- Goal -
Give every line below again, exactly.

(Extracted data entries)
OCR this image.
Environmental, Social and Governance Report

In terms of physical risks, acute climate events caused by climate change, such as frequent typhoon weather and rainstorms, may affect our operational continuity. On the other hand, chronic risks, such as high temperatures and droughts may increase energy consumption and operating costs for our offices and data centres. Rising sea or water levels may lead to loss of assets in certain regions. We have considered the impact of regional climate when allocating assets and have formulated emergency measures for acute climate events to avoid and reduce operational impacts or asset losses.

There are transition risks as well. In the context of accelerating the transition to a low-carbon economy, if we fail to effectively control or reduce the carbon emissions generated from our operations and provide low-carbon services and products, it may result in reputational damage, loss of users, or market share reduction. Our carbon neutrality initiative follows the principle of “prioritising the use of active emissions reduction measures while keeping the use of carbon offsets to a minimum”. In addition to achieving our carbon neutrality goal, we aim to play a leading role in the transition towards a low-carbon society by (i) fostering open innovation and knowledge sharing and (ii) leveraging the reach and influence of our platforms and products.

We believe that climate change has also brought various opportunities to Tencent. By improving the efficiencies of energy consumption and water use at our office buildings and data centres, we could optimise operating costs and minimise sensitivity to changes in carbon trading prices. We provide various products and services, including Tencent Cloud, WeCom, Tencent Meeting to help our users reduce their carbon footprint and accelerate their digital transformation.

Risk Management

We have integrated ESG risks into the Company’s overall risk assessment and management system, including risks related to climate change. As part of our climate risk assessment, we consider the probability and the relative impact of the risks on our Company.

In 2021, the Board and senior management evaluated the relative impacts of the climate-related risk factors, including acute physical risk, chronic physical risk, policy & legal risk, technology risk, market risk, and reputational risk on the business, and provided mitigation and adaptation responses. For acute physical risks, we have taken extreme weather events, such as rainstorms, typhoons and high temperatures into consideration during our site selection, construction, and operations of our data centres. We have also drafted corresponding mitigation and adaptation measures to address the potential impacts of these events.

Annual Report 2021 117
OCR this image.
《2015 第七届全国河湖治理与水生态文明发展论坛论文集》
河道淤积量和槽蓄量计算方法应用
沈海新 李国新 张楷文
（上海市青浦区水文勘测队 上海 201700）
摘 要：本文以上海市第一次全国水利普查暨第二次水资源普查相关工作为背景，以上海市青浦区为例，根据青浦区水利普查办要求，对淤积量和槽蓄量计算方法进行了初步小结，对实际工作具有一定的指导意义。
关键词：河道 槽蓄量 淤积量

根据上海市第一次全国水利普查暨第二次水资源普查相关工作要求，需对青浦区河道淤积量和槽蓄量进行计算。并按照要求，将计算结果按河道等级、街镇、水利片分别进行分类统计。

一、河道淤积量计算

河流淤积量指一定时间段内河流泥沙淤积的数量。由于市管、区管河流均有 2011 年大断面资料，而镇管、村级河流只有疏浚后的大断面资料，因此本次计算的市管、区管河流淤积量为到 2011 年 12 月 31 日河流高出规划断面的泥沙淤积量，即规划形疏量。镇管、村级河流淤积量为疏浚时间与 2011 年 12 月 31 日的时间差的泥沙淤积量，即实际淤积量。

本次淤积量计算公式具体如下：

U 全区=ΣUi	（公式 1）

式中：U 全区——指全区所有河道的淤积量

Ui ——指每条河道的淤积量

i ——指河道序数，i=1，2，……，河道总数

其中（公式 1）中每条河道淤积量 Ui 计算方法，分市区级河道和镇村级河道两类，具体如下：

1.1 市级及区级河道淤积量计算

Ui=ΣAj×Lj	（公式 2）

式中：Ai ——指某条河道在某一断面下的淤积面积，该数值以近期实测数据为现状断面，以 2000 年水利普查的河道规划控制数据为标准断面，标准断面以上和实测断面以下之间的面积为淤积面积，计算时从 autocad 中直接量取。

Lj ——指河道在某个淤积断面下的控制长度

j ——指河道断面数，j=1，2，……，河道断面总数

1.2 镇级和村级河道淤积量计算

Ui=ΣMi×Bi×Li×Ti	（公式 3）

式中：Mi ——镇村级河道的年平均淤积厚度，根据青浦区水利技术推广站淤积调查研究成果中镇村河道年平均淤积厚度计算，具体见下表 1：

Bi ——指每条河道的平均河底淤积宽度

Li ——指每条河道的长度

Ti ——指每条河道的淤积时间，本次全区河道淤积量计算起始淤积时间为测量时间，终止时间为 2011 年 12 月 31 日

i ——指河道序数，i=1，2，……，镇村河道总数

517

- Exercise solution -
OCR this image.
Environmental, Social and Governance Report

In terms of physical risks, acute climate events caused by climate change, such as frequent typhoon weather and rainstorms, may affect our operational continuity. On the other hand, chronic risks, such as high temperatures and droughts may increase energy consumption and operating costs for our offices and data centres. Rising sea or water levels may lead to loss of assets in certain regions. We have considered the impact of regional climate when allocating assets and have formulated emergency measures for acute climate events to avoid and reduce operational impacts or asset losses.

There are transition risks as well. In the context of accelerating the transition to a low-carbon economy, if we fail to effectively control or reduce the carbon emissions generated from our operations and provide low-carbon services and products, it may result in reputational damage, loss of users, or market share reduction. Our carbon neutrality initiative follows the principle of “prioritising the use of active emissions reduction measures while keeping the use of carbon offsets to a minimum”. In addition to achieving our carbon neutrality goal, we aim to play a leading role in the transition towards a low-carbon society by (i) fostering open innovation and knowledge sharing and (ii) leveraging the reach and influence of our platforms and products.

We believe that climate change has also brought various opportunities to Tencent. By improving the efficiencies of energy consumption and water use at our office buildings and data centres, we could optimise operating costs and minimise sensitivity to changes in carbon trading prices. We provide various products and services, including Tencent Cloud, WeCom, Tencent Meeting to help our users reduce their carbon footprint and accelerate their digital transformation.

Risk Management

We have integrated ESG risks into the Company’s overall risk assessment and management system, including risks related to climate change. As part of our climate risk assessment, we consider the probability and the relative impact of the risks on our Company.

In 2021, the Board and senior management evaluated the relative impacts of the climate-related risk factors, including acute physical risk, chronic physical risk, policy & legal risk, technology risk, market risk, and reputational risk on the business, and provided mitigation and adaptation responses. For acute physical risks, we have taken extreme weather events, such as rainstorms, typhoons and high temperatures into consideration during our site selection, construction, and operations of our data centres. We have also drafted corresponding mitigation and adaptation measures to address the potential impacts of these events.

Annual Report 2021 117
OCR this image.
《2015 第七届全国河湖治理与水生态文明发展论坛论文集》
河道淤积量和槽蓄量计算方法应用
沈海新 李国新 张楷文
（上海市青浦区水文勘测队 上海 201700）
摘 要：本文以上海市第一次全国水利普查暨第二次水资源普查相关工作为背景，以上海市青浦区为例，根据青浦区水利普查办要求，对淤积量和槽蓄量计算方法进行了初步小结，对实际工作具有一定的指导意义。
关键词：河道 槽蓄量 淤积量

根据上海市第一次全国水利普查暨第二次水资源普查相关工作要求，需对青浦区河道淤积量和槽蓄量进行计算。并按照要求，将计算结果按河道等级、街镇、水利片分别进行分类统计。

一、河道淤积量计算

河流淤积量指一定时间段内河流泥沙淤积的数量。由于市管、区管河流均有 2011 年大断面资料，而镇管、村级河流只有疏浚后的大断面资料，因此本次计算的市管、区管河流淤积量为到 2011 年 12 月 31 日河流高出规划断面的泥沙淤积量，即规划形疏量。镇管、村级河流淤积量为疏浚时间与 2011 年 12 月 31 日的时间差的泥沙淤积量，即实际淤积量。

本次淤积量计算公式具体如下：

U 全区=ΣUi	（公式 1）

式中：U 全区——指全区所有河道的淤积量

Ui ——指每条河道的淤积量

i ——指河道序数，i=1，2，……，河道总数

其中（公式 1）中每条河道淤积量 Ui 计算方法，分市区级河道和镇村级河道两类，具体如下：

1.1 市级及区级河道淤积量计算

Ui=ΣAj×Lj	（公式 2）

式中：Ai ——指某条河道在某一断面下的淤积面积，该数值以近期实测数据为现状断面，以 2000 年水利普查的河道规划控制数据为标准断面，标准断面以上和实测断面以下之间的面积为淤积面积，计算时从 autocad 中直接量取。

Lj ——指河道在某个淤积断面下的控制长度

j ——指河道断面数，j=1，2，……，河道断面总数

1.2 镇级和村级河道淤积量计算

Ui=ΣMi×Bi×Li×Ti	（公式 3）

式中：Mi ——镇村级河道的年平均淤积厚度，根据青浦区水利技术推广站淤积调查研究成果中镇村河道年平均淤积厚度计算，具体见下表 1：

Bi ——指每条河道的平均河底淤积宽度

Li ——指每条河道的长度

Ti ——指每条河道的淤积时间，本次全区河道淤积量计算起始淤积时间为测量时间，终止时间为 2011 年 12 月 31 日

i ——指河道序数，i=1，2，……，镇村河道总数

517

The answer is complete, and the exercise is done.